START

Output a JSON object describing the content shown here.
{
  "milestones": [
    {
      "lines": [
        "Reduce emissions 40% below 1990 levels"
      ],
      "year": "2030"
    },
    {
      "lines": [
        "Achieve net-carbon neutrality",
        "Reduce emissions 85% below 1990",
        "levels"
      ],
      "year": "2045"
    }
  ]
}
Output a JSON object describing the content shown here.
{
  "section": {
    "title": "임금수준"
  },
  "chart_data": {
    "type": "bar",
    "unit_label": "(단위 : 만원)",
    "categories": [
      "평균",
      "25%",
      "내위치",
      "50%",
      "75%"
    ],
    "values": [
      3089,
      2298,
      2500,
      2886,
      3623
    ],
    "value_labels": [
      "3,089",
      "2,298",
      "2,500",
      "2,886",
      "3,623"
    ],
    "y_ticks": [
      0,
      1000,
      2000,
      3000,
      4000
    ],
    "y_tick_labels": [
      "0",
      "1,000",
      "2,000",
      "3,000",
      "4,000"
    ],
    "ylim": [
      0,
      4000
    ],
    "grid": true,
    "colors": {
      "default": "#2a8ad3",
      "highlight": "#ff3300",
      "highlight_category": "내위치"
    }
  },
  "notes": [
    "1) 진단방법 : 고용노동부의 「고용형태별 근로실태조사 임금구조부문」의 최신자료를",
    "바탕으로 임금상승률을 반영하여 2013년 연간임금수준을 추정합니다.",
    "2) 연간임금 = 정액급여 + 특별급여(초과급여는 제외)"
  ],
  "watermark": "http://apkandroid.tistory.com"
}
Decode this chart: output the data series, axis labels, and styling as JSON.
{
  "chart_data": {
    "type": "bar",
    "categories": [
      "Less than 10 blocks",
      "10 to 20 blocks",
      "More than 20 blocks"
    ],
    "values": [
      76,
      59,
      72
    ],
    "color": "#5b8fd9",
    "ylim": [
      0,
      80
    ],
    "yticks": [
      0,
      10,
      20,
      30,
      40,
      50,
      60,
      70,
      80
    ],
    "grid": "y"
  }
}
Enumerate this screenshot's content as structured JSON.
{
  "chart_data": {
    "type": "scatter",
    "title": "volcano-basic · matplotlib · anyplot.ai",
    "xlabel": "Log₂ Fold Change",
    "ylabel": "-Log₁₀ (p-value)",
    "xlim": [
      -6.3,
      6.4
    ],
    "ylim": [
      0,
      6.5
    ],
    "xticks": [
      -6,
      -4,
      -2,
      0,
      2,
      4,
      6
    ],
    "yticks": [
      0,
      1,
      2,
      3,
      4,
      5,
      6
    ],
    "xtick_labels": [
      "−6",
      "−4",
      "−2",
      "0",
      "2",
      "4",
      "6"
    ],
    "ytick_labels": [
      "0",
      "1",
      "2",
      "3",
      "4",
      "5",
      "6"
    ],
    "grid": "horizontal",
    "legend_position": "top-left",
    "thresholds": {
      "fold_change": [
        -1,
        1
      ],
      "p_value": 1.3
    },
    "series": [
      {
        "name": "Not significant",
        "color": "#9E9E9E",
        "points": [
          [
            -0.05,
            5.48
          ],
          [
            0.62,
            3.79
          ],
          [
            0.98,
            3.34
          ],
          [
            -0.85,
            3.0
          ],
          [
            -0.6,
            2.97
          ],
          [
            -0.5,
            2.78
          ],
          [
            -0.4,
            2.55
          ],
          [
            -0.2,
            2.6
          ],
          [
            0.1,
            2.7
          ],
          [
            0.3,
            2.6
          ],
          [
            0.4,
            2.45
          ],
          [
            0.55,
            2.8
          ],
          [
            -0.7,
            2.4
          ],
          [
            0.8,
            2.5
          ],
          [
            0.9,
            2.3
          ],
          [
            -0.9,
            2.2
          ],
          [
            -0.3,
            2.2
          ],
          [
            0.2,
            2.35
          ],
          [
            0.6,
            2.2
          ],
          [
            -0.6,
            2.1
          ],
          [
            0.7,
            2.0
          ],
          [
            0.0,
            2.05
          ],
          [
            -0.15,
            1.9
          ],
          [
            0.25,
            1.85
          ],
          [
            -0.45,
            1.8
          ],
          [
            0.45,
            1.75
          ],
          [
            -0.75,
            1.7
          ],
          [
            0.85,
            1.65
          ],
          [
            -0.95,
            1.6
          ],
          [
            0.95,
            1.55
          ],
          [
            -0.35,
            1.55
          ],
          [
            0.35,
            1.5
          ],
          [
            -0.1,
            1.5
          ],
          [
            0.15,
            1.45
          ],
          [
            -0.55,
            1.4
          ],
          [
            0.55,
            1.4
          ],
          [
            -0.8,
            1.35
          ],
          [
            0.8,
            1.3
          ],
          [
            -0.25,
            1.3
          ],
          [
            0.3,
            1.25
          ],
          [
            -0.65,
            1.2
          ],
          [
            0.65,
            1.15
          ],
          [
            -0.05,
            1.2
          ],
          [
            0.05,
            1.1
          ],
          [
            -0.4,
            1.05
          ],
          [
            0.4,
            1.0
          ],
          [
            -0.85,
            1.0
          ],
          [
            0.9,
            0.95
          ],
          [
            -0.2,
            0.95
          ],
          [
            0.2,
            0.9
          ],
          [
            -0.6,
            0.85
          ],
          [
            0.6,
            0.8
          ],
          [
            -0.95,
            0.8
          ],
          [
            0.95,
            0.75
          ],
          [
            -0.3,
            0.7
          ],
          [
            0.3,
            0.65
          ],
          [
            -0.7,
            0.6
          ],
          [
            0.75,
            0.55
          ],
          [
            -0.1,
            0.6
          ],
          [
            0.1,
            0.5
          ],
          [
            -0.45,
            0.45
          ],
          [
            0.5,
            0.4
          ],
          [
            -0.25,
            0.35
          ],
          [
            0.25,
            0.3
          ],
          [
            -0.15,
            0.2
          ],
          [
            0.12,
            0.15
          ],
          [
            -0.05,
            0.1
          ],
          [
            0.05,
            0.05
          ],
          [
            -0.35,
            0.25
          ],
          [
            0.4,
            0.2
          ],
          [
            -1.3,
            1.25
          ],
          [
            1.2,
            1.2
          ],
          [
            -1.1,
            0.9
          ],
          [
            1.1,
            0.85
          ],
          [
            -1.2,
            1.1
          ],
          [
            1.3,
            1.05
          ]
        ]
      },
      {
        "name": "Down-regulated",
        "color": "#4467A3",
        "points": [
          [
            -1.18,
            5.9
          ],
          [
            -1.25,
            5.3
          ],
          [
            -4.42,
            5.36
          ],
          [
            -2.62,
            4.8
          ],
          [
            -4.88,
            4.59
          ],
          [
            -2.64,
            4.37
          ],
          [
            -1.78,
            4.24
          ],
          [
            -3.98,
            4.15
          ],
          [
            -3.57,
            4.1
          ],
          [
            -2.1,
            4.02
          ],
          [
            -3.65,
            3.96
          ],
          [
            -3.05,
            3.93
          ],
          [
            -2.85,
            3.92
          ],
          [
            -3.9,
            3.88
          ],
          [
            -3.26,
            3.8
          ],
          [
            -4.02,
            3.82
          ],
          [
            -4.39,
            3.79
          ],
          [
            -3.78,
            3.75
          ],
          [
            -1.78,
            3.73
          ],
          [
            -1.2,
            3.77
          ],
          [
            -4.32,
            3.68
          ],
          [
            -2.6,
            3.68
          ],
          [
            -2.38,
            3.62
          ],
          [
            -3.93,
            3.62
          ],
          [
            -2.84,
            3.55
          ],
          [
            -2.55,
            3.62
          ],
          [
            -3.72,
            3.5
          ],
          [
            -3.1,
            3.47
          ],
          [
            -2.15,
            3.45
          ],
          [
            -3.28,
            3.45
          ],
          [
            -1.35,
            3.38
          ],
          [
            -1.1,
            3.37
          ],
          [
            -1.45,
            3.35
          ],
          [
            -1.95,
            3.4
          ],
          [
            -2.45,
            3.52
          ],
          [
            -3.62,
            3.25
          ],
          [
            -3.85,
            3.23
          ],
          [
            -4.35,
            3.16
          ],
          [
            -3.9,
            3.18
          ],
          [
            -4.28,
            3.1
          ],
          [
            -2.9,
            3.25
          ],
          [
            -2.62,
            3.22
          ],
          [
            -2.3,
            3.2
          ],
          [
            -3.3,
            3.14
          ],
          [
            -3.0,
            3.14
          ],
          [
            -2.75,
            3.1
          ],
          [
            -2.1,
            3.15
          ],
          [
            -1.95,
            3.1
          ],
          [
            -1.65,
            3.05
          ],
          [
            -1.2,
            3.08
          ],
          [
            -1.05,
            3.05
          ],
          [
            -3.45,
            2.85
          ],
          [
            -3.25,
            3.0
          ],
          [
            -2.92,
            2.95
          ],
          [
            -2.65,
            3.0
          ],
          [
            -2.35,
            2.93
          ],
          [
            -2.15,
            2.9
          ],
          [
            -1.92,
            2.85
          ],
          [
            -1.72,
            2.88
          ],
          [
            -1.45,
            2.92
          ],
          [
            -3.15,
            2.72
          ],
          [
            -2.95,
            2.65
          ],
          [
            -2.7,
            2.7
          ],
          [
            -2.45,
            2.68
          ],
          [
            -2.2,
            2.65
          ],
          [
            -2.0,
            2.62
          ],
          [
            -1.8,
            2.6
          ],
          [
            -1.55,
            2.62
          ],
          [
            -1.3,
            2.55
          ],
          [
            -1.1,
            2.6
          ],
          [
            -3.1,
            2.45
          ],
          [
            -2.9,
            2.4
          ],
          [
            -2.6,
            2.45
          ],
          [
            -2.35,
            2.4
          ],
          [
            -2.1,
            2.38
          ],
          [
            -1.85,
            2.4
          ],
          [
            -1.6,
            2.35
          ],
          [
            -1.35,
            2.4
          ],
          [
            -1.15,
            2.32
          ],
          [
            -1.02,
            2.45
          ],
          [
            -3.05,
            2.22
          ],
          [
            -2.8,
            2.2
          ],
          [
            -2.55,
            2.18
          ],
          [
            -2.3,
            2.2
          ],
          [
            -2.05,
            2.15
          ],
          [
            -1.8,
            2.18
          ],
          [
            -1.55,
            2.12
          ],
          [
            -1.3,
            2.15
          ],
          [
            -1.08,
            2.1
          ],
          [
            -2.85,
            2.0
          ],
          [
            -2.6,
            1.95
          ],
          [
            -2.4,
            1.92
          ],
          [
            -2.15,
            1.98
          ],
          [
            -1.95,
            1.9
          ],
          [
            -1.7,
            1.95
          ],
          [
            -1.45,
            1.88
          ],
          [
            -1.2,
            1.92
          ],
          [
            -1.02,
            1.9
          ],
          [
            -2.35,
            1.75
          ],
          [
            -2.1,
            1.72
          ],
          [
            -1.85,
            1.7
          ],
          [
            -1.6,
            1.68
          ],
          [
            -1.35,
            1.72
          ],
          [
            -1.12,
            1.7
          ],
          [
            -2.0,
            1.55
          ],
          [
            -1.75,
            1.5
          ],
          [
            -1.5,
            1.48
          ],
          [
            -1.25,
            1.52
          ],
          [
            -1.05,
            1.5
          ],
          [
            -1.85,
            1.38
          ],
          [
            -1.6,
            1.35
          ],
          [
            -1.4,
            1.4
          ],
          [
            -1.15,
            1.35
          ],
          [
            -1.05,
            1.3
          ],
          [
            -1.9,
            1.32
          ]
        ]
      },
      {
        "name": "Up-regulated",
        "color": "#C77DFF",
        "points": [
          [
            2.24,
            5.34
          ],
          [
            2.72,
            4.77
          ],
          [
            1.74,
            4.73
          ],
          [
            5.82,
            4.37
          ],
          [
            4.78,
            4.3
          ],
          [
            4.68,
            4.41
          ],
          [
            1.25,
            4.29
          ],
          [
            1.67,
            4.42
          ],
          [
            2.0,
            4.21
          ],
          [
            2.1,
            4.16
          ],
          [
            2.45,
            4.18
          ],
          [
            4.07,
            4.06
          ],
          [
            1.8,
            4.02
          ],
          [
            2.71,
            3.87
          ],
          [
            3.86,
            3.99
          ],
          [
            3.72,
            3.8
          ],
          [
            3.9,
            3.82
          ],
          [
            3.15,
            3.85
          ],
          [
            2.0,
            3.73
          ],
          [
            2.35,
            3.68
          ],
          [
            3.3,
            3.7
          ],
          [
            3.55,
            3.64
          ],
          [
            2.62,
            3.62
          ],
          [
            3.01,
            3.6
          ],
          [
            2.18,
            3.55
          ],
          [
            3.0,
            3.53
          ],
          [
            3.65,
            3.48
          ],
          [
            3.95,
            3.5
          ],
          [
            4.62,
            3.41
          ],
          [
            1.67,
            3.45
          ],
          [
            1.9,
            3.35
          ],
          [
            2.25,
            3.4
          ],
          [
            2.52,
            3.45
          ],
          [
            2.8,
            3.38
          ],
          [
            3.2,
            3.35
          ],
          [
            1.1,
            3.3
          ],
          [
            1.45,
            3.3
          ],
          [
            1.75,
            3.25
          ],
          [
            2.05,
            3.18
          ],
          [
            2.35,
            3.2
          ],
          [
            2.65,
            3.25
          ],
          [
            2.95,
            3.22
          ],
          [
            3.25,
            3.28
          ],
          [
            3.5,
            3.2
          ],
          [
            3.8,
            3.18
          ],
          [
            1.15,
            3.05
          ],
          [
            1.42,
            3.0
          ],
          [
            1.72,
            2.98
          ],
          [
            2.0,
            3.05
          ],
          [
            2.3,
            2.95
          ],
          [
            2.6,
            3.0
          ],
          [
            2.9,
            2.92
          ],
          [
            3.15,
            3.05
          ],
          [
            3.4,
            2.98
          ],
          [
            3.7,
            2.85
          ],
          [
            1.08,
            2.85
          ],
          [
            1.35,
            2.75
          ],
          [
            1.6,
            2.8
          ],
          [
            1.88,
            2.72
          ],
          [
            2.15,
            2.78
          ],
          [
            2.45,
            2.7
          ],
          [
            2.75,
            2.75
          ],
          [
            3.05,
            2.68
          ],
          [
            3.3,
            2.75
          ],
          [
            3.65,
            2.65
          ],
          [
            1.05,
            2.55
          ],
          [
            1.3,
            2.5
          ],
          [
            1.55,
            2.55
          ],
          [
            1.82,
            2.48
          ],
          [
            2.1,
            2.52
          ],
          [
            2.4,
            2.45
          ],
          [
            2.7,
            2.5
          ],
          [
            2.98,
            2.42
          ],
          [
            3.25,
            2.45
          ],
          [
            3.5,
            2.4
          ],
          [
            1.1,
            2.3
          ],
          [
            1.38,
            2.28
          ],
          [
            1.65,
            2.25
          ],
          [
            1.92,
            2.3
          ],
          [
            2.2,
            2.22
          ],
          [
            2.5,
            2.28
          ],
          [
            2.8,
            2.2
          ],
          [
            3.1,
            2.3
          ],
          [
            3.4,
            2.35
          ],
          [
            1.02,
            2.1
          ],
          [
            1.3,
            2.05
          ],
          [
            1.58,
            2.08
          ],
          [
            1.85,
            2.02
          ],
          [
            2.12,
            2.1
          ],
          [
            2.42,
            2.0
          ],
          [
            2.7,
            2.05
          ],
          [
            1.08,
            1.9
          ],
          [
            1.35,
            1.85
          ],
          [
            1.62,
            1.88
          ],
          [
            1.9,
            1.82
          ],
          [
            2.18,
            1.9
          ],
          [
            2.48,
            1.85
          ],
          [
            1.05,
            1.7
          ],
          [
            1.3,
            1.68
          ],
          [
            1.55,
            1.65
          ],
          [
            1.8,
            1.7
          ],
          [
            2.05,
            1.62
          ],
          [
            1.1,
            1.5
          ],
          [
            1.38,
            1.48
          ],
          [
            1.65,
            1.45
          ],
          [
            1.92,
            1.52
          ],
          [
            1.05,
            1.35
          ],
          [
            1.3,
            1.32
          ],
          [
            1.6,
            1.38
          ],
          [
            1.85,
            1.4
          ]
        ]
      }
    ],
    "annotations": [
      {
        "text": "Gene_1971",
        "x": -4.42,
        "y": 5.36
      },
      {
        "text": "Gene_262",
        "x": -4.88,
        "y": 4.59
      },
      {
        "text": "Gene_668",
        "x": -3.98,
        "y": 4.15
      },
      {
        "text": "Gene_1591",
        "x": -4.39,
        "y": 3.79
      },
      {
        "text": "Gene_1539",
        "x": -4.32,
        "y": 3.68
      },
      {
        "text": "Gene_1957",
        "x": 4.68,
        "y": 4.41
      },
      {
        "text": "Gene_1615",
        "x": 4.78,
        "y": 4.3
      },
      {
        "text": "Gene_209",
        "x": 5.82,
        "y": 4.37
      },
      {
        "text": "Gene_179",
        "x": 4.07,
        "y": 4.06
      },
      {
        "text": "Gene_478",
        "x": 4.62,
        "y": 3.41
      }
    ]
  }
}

END

WRITTEN EXERCISE: Select all lines with the word "levels" from the entries above.

RESPONSE TO THE TASK:
        "Reduce emissions 40% below 1990 levels"
        "levels"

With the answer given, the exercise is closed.